===== Dataset extract =====

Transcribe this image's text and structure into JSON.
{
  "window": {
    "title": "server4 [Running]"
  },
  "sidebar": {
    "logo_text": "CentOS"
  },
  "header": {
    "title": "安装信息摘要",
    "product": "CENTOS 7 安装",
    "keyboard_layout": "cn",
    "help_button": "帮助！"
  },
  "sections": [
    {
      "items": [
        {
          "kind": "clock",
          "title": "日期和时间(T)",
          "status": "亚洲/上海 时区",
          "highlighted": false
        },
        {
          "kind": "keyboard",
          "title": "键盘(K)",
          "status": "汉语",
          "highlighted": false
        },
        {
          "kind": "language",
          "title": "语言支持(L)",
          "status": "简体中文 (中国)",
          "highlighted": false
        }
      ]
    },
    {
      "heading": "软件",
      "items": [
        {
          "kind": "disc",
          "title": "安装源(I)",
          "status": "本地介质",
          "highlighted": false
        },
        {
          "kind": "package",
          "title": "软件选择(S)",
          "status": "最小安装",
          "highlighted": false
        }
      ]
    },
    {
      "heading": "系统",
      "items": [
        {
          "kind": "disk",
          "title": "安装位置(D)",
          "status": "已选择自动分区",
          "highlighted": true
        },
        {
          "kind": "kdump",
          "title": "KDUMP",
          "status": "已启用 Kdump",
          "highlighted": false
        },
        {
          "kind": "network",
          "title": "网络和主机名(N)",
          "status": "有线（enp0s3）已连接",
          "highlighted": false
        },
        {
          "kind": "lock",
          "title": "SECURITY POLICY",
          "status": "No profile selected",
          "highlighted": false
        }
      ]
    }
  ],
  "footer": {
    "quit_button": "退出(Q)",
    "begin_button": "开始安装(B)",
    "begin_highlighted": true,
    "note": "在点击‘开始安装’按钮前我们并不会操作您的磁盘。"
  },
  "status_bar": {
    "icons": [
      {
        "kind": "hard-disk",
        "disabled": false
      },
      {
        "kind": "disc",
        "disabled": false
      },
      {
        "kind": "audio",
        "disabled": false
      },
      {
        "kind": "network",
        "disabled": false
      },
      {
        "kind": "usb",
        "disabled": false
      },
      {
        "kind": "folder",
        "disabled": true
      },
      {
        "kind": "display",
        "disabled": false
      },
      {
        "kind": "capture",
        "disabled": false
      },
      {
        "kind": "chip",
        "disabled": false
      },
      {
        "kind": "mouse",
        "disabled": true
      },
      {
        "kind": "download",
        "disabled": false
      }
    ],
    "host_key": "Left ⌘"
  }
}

=====
===== Dataset extract =====

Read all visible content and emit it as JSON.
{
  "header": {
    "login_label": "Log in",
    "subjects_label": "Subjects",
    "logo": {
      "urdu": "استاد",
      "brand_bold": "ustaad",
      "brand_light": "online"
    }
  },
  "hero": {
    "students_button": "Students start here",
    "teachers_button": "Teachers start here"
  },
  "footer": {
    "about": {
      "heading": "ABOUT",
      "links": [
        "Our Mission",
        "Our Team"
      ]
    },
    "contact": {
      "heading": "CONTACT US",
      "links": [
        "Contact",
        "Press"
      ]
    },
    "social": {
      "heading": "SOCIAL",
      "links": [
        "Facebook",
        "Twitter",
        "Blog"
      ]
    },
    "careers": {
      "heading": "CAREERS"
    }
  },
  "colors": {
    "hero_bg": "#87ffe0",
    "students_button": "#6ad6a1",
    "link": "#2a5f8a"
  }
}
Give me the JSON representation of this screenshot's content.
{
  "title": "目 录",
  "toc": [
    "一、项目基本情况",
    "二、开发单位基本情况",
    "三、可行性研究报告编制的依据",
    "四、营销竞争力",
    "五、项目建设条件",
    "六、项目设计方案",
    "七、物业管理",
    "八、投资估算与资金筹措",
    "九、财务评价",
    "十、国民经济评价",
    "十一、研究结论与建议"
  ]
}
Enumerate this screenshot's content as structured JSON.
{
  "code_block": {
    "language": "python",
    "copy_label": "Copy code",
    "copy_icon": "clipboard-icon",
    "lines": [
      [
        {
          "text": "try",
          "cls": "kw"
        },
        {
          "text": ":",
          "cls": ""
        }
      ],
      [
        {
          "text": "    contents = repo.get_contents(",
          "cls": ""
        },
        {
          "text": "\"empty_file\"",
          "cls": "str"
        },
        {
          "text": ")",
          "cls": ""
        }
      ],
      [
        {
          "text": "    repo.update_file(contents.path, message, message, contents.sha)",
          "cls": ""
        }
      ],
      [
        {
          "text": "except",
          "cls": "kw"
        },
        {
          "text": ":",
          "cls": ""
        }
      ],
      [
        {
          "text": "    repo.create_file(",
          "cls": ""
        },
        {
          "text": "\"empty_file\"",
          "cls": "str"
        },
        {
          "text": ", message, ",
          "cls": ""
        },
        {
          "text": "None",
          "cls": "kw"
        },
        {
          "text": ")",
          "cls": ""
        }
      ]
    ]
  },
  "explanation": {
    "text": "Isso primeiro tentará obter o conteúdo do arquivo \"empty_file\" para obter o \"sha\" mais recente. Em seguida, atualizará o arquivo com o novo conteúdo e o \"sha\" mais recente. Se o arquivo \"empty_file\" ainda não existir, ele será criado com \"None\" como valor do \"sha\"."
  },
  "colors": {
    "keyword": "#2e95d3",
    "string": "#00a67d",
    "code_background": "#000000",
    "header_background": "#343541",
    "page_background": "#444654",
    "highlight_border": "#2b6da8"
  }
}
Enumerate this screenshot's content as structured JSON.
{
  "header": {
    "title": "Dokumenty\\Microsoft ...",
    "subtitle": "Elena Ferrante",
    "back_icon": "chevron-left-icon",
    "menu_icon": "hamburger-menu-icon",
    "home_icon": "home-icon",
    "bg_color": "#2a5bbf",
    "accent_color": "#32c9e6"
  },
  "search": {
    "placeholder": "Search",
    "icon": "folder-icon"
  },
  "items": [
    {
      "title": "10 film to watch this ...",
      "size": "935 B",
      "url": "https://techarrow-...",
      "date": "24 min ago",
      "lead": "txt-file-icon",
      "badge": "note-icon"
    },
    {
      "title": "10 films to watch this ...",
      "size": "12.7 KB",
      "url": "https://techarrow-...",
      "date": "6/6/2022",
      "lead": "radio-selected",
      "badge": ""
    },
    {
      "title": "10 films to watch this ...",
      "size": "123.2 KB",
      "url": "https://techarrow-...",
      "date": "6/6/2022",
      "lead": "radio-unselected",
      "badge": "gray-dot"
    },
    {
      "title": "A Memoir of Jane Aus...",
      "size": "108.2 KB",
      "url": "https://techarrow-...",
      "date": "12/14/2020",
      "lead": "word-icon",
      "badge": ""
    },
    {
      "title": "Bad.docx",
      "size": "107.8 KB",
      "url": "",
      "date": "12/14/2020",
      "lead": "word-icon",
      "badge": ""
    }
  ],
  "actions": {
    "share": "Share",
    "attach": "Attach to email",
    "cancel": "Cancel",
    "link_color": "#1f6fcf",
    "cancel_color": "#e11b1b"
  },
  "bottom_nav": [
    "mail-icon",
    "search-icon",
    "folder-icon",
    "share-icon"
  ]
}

=====

* **Objective**
Gather every line from the entries above where the word "开始安装" appears, and copy them.

* **The result**
    "begin_button": "开始安装(B)",
    "note": "在点击‘开始安装’按钮前我们并不会操作您的磁盘。"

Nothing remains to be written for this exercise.